Supplied entries:
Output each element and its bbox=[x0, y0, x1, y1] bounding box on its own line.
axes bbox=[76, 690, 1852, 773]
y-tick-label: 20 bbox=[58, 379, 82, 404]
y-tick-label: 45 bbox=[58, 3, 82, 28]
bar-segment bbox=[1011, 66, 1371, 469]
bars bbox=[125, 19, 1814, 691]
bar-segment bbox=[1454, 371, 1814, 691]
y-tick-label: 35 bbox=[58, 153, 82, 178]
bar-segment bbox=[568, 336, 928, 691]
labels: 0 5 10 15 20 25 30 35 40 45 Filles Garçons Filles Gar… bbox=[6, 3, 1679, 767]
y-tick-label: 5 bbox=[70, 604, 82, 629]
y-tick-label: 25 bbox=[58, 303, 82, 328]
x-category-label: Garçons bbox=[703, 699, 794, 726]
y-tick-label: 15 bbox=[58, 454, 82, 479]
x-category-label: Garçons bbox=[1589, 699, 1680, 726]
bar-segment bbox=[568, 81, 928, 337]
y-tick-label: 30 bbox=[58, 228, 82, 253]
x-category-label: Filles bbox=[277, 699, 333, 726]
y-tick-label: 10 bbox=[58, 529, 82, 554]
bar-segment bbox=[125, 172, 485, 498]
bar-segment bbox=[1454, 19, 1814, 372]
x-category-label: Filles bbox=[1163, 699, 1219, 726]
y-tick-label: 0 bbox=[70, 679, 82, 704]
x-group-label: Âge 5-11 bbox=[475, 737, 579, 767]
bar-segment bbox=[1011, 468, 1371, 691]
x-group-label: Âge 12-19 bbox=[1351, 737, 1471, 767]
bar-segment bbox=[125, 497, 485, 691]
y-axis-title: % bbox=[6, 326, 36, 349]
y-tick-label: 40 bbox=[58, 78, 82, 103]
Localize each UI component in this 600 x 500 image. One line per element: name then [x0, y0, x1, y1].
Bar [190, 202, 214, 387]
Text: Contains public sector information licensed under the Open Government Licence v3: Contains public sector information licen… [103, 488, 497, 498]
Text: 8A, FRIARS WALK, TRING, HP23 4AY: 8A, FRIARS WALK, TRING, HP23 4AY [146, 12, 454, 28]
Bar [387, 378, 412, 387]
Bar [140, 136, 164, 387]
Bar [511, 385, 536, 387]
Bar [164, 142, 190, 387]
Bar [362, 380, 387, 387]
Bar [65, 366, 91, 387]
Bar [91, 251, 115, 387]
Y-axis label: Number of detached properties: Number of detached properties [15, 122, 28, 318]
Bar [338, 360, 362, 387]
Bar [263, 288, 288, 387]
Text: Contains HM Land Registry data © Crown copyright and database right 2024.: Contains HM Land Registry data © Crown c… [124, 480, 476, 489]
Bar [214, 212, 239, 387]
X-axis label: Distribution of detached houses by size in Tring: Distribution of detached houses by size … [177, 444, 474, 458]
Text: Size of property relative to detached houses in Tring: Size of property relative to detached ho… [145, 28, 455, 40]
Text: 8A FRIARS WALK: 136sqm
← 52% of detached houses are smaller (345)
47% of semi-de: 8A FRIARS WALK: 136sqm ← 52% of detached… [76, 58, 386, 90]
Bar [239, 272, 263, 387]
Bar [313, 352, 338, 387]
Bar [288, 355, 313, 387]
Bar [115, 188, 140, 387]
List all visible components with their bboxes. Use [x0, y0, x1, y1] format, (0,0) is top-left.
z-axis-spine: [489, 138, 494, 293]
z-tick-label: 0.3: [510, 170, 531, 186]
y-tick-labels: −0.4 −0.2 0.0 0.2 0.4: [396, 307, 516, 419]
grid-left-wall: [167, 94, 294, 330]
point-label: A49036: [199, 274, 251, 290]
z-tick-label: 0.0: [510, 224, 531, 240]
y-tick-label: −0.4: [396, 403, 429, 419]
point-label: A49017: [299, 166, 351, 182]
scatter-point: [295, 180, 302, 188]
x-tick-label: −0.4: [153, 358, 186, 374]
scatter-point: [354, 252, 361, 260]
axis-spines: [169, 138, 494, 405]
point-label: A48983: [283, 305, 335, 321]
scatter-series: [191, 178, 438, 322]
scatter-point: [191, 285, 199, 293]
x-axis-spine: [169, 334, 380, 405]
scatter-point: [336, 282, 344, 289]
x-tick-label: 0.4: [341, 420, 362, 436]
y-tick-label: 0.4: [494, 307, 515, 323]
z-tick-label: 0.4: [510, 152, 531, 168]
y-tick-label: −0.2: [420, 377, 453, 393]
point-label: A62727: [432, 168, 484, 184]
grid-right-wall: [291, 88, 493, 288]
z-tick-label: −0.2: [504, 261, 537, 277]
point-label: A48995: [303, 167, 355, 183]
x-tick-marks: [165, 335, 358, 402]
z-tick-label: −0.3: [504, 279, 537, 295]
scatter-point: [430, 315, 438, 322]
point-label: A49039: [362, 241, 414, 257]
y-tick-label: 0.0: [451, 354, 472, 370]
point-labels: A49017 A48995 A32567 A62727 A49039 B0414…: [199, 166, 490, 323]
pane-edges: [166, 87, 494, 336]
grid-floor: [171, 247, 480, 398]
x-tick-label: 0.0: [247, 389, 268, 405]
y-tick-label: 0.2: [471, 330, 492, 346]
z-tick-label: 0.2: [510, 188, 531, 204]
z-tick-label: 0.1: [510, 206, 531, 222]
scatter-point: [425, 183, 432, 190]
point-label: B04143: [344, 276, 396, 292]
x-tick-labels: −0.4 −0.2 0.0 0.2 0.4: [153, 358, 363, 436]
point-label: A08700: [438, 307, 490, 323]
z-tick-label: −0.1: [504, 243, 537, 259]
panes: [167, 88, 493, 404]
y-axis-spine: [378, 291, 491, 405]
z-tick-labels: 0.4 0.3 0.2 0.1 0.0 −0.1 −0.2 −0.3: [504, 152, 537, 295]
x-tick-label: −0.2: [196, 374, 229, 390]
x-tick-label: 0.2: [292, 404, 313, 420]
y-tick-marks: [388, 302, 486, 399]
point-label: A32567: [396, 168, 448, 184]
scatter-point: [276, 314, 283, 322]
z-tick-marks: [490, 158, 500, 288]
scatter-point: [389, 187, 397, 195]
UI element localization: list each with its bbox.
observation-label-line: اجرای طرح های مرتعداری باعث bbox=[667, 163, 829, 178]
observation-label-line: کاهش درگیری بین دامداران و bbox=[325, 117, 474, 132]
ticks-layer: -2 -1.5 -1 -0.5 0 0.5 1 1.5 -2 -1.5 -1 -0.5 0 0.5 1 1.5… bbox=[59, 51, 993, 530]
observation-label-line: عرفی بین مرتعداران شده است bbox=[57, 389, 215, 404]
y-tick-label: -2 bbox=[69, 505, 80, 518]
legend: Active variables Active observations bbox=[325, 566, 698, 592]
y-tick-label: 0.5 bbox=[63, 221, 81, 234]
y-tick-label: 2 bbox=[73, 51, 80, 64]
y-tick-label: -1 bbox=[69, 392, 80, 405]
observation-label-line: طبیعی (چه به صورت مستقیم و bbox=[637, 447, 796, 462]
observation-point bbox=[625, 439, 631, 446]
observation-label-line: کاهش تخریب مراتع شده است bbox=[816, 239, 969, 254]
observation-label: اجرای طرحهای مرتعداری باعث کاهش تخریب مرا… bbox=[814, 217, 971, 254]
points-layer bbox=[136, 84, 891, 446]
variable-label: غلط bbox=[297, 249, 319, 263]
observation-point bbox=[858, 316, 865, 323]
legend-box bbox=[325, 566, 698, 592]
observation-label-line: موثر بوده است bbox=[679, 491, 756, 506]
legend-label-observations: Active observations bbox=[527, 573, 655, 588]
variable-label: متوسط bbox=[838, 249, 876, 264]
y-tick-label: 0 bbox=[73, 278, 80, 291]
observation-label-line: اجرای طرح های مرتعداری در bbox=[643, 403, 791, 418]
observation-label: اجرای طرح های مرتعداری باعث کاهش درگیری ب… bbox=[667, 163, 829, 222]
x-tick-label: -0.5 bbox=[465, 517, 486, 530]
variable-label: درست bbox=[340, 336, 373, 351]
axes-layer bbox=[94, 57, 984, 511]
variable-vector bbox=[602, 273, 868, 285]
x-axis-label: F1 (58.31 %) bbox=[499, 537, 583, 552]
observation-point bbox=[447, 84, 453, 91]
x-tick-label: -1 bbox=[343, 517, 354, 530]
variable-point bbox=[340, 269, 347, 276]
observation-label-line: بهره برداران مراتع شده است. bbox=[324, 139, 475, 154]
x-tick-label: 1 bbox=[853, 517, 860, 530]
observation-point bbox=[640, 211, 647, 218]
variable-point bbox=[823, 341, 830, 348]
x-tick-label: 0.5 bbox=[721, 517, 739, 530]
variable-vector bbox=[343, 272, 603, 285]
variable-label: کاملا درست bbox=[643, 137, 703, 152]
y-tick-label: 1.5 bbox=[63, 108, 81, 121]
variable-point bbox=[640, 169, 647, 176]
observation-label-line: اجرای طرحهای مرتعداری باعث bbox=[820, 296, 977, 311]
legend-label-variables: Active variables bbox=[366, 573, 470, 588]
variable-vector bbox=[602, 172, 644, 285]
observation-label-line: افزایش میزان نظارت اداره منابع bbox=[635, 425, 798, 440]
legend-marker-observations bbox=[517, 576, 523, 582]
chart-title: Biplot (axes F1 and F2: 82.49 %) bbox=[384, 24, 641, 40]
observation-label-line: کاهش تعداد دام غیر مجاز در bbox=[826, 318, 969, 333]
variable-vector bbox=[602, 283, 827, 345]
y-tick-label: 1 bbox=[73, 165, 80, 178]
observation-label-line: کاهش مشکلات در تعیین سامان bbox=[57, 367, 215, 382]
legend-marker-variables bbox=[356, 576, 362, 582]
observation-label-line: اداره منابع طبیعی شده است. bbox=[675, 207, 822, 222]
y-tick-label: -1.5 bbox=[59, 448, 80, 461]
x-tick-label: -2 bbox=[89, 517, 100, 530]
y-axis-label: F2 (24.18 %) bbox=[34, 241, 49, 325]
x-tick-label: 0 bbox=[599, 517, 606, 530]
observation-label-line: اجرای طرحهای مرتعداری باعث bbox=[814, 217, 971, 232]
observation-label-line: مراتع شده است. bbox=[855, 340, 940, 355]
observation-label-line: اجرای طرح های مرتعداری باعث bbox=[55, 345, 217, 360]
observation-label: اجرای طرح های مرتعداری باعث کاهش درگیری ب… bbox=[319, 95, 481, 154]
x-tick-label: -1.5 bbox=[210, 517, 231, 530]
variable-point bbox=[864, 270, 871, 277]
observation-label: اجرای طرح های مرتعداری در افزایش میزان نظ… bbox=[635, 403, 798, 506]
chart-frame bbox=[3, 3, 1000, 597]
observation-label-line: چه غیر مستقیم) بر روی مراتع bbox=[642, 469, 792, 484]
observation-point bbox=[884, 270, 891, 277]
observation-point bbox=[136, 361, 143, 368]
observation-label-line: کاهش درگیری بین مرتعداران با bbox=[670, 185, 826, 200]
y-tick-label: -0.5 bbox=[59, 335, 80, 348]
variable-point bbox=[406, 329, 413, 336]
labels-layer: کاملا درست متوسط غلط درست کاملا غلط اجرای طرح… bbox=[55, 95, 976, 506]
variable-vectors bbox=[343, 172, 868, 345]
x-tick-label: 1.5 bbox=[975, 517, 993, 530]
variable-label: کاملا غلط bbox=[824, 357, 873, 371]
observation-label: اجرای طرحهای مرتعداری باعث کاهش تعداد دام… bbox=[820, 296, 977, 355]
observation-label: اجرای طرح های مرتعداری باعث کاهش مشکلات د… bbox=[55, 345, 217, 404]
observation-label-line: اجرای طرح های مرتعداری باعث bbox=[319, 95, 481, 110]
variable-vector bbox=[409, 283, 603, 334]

Task description: Copy out the entries from the beginning through the line containing "y-tick-label: 5 bbox=[70, 604, 82, 629]", both ends included, with each line reproduced verbatim.

Answer to this problem:
Output each element and its bbox=[x0, y0, x1, y1] bounding box on its own line.
axes bbox=[76, 690, 1852, 773]
y-tick-label: 20 bbox=[58, 379, 82, 404]
y-tick-label: 45 bbox=[58, 3, 82, 28]
bar-segment bbox=[1011, 66, 1371, 469]
bars bbox=[125, 19, 1814, 691]
bar-segment bbox=[1454, 371, 1814, 691]
y-tick-label: 35 bbox=[58, 153, 82, 178]
bar-segment bbox=[568, 336, 928, 691]
labels: 0 5 10 15 20 25 30 35 40 45 Filles Garçons Filles Gar… bbox=[6, 3, 1679, 767]
y-tick-label: 5 bbox=[70, 604, 82, 629]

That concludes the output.